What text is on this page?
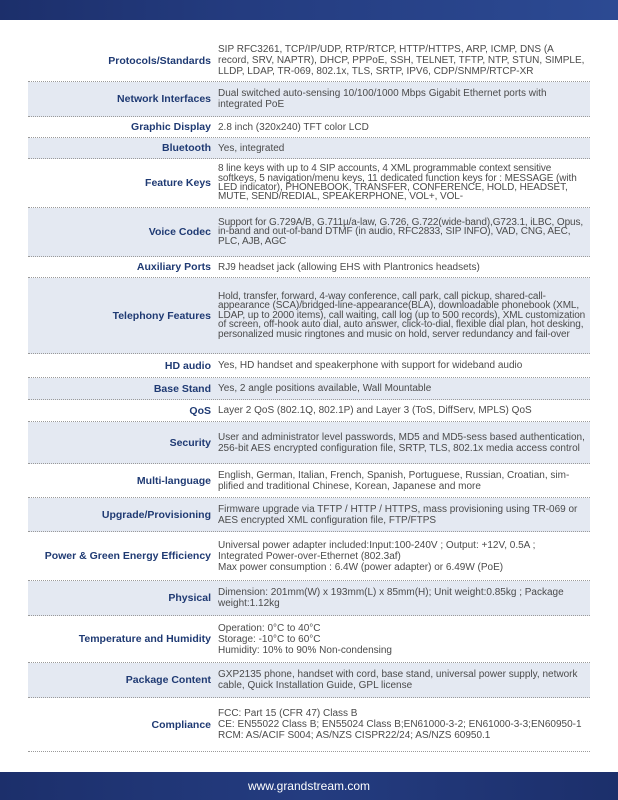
Protocols/Standards
SIP RFC3261, TCP/IP/UDP, RTP/RTCP, HTTP/HTTPS, ARP, ICMP, DNS (A record, SRV, NAPTR), DHCP, PPPoE, SSH, TELNET, TFTP, NTP, STUN, SIMPLE, LLDP, LDAP, TR-069, 802.1x, TLS, SRTP, IPV6, CDP/SNMP/RTCP-XR
Network Interfaces Dual switched auto-sensing 10/100/1000 Mbps Gigabit Ethernet ports with integrated PoE
Graphic Display 2.8 inch (320x240) TFT color LCD
Bluetooth Yes, integrated
Feature Keys
8 line keys with up to 4 SIP accounts, 4 XML programmable context sensitive softkeys, 5 navigation/menu keys, 11 dedicated function keys for : MESSAGE (with LED indicator), PHONEBOOK, TRANSFER, CONFERENCE, HOLD, HEADSET, MUTE, SEND/REDIAL, SPEAKERPHONE, VOL+, VOL-
Voice Codec
Support for G.729A/B, G.711µ/a-law, G.726, G.722(wide-band),G723.1, iLBC, Opus, in-band and out-of-band DTMF (in audio, RFC2833, SIP INFO), VAD, CNG, AEC, PLC, AJB, AGC
Auxiliary Ports RJ9 headset jack (allowing EHS with Plantronics headsets)
Telephony Features
Hold, transfer, forward, 4-way conference, call park, call pickup, shared-call-appearance (SCA)/bridged-line-appearance(BLA), downloadable phonebook (XML, LDAP, up to 2000 items), call waiting, call log (up to 500 records), XML customization of screen, off-hook auto dial, auto answer, click-to-dial, flexible dial plan, hot desking, personalized music ringtones and music on hold, server redundancy and fail-over
HD audio Yes, HD handset and speakerphone with support for wideband audio
Base Stand Yes, 2 angle positions available, Wall Mountable
QoS Layer 2 QoS (802.1Q, 802.1P) and Layer 3 (ToS, DiffServ, MPLS) QoS
Security User and administrator level passwords, MD5 and MD5-sess based authentication, 256-bit AES encrypted configuration file, SRTP, TLS, 802.1x media access control
Multi-language English, German, Italian, French, Spanish, Portuguese, Russian, Croatian, sim-plified and traditional Chinese, Korean, Japanese and more
Upgrade/Provisioning Firmware upgrade via TFTP / HTTP / HTTPS, mass provisioning using TR-069 or AES encrypted XML configuration file, FTP/FTPS
Power & Green Energy Efficiency
Universal power adapter included:Input:100-240V ; Output: +12V, 0.5A ;
Integrated Power-over-Ethernet (802.3af)
Max power consumption : 6.4W (power adapter) or 6.49W (PoE)
Physical Dimension: 201mm(W) x 193mm(L) x 85mm(H); Unit weight:0.85kg ; Package weight:1.12kg
Temperature and Humidity
Operation: 0°C to 40°C
Storage: -10°C to 60°C
Humidity: 10% to 90% Non-condensing
Package Content GXP2135 phone, handset with cord, base stand, universal power supply, network cable, Quick Installation Guide, GPL license
Compliance
FCC: Part 15 (CFR 47) Class B
CE: EN55022 Class B; EN55024 Class B;EN61000-3-2; EN61000-3-3;EN60950-1
RCM: AS/ACIF S004; AS/NZS CISPR22/24; AS/NZS 60950.1
www.grandstream.com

------------------------------------------------

Transcribe each line above verbatim, with the pictures left out.

**The response:**
What text is on this page?
Protocols/Standards
SIP RFC3261, TCP/IP/UDP, RTP/RTCP, HTTP/HTTPS, ARP, ICMP, DNS (A record, SRV, NAPTR), DHCP, PPPoE, SSH, TELNET, TFTP, NTP, STUN, SIMPLE, LLDP, LDAP, TR-069, 802.1x, TLS, SRTP, IPV6, CDP/SNMP/RTCP-XR
Network Interfaces Dual switched auto-sensing 10/100/1000 Mbps Gigabit Ethernet ports with integrated PoE
Graphic Display 2.8 inch (320x240) TFT color LCD
Bluetooth Yes, integrated
Feature Keys
8 line keys with up to 4 SIP accounts, 4 XML programmable context sensitive softkeys, 5 navigation/menu keys, 11 dedicated function keys for : MESSAGE (with LED indicator), PHONEBOOK, TRANSFER, CONFERENCE, HOLD, HEADSET, MUTE, SEND/REDIAL, SPEAKERPHONE, VOL+, VOL-
Voice Codec
Support for G.729A/B, G.711µ/a-law, G.726, G.722(wide-band),G723.1, iLBC, Opus, in-band and out-of-band DTMF (in audio, RFC2833, SIP INFO), VAD, CNG, AEC, PLC, AJB, AGC
Auxiliary Ports RJ9 headset jack (allowing EHS with Plantronics headsets)
Telephony Features
Hold, transfer, forward, 4-way conference, call park, call pickup, shared-call-appearance (SCA)/bridged-line-appearance(BLA), downloadable phonebook (XML, LDAP, up to 2000 items), call waiting, call log (up to 500 records), XML customization of screen, off-hook auto dial, auto answer, click-to-dial, flexible dial plan, hot desking, personalized music ringtones and music on hold, server redundancy and fail-over
HD audio Yes, HD handset and speakerphone with support for wideband audio
Base Stand Yes, 2 angle positions available, Wall Mountable
QoS Layer 2 QoS (802.1Q, 802.1P) and Layer 3 (ToS, DiffServ, MPLS) QoS
Security User and administrator level passwords, MD5 and MD5-sess based authentication, 256-bit AES encrypted configuration file, SRTP, TLS, 802.1x media access control
Multi-language English, German, Italian, French, Spanish, Portuguese, Russian, Croatian, sim-plified and traditional Chinese, Korean, Japanese and more
Upgrade/Provisioning Firmware upgrade via TFTP / HTTP / HTTPS, mass provisioning using TR-069 or AES encrypted XML configuration file, FTP/FTPS
Power & Green Energy Efficiency
Universal power adapter included:Input:100-240V ; Output: +12V, 0.5A ;
Integrated Power-over-Ethernet (802.3af)
Max power consumption : 6.4W (power adapter) or 6.49W (PoE)
Physical Dimension: 201mm(W) x 193mm(L) x 85mm(H); Unit weight:0.85kg ; Package weight:1.12kg
Temperature and Humidity
Operation: 0°C to 40°C
Storage: -10°C to 60°C
Humidity: 10% to 90% Non-condensing
Package Content GXP2135 phone, handset with cord, base stand, universal power supply, network cable, Quick Installation Guide, GPL license
Compliance
FCC: Part 15 (CFR 47) Class B
CE: EN55022 Class B; EN55024 Class B;EN61000-3-2; EN61000-3-3;EN60950-1
RCM: AS/ACIF S004; AS/NZS CISPR22/24; AS/NZS 60950.1
www.grandstream.com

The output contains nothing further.